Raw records
================

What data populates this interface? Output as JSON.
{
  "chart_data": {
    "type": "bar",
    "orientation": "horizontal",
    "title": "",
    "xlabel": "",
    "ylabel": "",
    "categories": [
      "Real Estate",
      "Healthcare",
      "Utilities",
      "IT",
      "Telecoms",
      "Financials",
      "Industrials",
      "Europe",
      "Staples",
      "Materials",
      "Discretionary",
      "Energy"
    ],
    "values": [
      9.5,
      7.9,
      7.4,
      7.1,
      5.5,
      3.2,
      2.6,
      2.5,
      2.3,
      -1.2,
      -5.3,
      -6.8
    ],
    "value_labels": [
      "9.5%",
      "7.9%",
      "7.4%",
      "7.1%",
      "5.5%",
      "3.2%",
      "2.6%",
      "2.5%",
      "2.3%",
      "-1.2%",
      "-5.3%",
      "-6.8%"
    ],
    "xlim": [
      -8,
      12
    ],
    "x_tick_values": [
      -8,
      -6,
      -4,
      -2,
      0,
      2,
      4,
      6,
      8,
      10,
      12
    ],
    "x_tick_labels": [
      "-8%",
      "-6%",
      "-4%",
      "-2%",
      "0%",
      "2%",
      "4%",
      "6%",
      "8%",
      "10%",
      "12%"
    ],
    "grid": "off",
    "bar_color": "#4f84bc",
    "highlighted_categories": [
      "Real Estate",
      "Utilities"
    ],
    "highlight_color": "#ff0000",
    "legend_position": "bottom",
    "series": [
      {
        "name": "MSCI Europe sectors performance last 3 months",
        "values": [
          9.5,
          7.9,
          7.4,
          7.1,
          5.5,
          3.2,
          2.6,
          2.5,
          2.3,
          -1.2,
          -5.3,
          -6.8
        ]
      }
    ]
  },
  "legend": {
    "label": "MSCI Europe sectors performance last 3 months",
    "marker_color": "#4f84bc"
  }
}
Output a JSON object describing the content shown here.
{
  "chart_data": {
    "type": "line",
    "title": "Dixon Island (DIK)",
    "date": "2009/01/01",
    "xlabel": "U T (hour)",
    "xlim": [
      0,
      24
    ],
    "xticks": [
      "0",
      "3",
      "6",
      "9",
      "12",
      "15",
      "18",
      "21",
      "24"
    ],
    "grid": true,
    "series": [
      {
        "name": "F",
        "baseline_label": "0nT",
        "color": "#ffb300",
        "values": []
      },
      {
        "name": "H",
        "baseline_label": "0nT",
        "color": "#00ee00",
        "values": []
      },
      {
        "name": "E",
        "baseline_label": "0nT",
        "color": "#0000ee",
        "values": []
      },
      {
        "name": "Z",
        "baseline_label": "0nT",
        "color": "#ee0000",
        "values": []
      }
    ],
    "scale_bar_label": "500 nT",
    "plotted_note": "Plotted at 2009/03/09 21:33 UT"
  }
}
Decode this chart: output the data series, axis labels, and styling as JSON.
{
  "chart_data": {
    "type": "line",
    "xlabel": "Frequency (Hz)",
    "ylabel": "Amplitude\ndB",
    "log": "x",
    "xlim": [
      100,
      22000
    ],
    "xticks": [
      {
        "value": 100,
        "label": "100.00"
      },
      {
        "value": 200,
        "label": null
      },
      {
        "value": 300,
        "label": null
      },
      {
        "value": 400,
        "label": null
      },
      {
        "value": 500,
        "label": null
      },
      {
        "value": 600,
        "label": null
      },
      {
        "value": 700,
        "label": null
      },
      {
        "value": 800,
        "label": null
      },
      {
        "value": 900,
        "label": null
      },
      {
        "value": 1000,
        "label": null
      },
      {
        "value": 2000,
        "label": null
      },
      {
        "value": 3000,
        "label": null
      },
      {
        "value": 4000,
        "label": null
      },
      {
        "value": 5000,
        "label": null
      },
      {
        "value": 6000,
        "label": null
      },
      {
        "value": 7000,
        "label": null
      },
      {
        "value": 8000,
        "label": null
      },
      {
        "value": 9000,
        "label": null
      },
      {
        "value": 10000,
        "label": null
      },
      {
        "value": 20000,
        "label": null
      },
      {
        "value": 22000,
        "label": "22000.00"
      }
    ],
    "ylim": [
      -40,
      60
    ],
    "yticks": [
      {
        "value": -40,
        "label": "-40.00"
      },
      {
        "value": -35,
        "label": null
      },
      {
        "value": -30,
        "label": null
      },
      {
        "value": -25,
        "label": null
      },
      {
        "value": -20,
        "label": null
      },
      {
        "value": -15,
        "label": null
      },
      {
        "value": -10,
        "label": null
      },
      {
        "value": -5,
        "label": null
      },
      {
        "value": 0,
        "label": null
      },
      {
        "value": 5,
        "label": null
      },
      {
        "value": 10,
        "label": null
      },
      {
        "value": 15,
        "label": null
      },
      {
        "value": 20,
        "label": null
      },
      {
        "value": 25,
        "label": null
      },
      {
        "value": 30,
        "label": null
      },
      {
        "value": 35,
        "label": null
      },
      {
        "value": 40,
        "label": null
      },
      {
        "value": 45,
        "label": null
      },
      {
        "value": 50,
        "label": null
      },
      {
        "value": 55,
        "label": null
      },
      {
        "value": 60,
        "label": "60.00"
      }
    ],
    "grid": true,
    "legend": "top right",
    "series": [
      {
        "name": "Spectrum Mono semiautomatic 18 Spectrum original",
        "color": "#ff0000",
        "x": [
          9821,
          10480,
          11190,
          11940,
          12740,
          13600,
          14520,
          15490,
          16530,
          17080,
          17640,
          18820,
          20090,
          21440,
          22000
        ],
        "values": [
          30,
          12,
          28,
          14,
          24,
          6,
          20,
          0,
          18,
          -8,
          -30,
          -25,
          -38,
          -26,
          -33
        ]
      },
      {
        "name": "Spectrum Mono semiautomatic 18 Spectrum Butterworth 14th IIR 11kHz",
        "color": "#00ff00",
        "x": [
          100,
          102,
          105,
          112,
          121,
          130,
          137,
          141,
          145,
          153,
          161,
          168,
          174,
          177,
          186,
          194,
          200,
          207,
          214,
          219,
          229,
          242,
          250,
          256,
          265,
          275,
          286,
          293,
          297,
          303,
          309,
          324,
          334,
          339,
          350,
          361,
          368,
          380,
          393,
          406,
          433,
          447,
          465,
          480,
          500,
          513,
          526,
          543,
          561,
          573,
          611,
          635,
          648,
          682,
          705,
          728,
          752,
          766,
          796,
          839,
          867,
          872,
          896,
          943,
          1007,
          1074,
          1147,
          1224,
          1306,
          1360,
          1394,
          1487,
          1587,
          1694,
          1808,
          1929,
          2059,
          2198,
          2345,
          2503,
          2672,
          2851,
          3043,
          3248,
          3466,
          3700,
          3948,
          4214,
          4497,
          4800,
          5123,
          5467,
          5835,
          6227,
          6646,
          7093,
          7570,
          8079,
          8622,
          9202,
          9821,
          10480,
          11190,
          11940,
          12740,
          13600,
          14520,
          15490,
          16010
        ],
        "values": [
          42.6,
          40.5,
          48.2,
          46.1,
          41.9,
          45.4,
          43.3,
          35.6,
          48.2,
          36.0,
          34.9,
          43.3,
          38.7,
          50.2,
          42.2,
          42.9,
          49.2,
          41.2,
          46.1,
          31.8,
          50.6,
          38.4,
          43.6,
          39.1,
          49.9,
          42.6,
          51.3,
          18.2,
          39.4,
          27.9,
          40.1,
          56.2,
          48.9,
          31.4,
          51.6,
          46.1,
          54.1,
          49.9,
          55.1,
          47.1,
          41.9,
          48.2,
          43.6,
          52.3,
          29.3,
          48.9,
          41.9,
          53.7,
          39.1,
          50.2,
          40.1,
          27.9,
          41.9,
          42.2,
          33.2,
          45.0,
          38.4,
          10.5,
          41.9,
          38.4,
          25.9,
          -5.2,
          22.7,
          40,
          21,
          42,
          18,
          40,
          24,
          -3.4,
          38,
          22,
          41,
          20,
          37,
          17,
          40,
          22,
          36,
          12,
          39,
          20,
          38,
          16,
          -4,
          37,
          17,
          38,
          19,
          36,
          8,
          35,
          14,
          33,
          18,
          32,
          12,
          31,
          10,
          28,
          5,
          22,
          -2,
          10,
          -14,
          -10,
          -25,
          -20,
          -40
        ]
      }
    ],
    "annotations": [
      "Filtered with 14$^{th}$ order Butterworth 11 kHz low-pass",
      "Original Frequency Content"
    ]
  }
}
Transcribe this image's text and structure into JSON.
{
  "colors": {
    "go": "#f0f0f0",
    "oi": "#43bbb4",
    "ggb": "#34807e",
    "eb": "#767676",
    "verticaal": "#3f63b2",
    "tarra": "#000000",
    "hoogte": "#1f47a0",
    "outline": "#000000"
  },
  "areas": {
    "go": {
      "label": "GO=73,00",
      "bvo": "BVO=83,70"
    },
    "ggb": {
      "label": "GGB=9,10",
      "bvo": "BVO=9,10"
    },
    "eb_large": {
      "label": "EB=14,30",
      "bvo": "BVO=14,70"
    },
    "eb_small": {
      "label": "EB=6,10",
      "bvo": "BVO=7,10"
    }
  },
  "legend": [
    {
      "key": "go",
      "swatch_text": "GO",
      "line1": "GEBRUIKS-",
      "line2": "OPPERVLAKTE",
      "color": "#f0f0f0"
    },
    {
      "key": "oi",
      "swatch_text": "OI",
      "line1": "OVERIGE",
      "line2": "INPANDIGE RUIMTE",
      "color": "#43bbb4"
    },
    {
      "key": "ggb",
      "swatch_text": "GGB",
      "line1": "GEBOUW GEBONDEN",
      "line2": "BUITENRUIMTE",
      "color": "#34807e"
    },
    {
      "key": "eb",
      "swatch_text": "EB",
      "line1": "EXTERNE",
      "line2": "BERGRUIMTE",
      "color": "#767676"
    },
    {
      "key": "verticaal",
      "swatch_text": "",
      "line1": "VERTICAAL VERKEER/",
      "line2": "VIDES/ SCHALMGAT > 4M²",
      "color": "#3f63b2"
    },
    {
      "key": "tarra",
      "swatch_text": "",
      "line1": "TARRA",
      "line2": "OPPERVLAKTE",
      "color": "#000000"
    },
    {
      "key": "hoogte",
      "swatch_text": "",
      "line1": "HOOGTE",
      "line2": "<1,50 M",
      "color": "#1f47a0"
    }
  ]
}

================

Scan the material line by line and report each one that contains "last".

        "name": "MSCI Europe sectors performance last 3 months",
    "label": "MSCI Europe sectors performance last 3 months",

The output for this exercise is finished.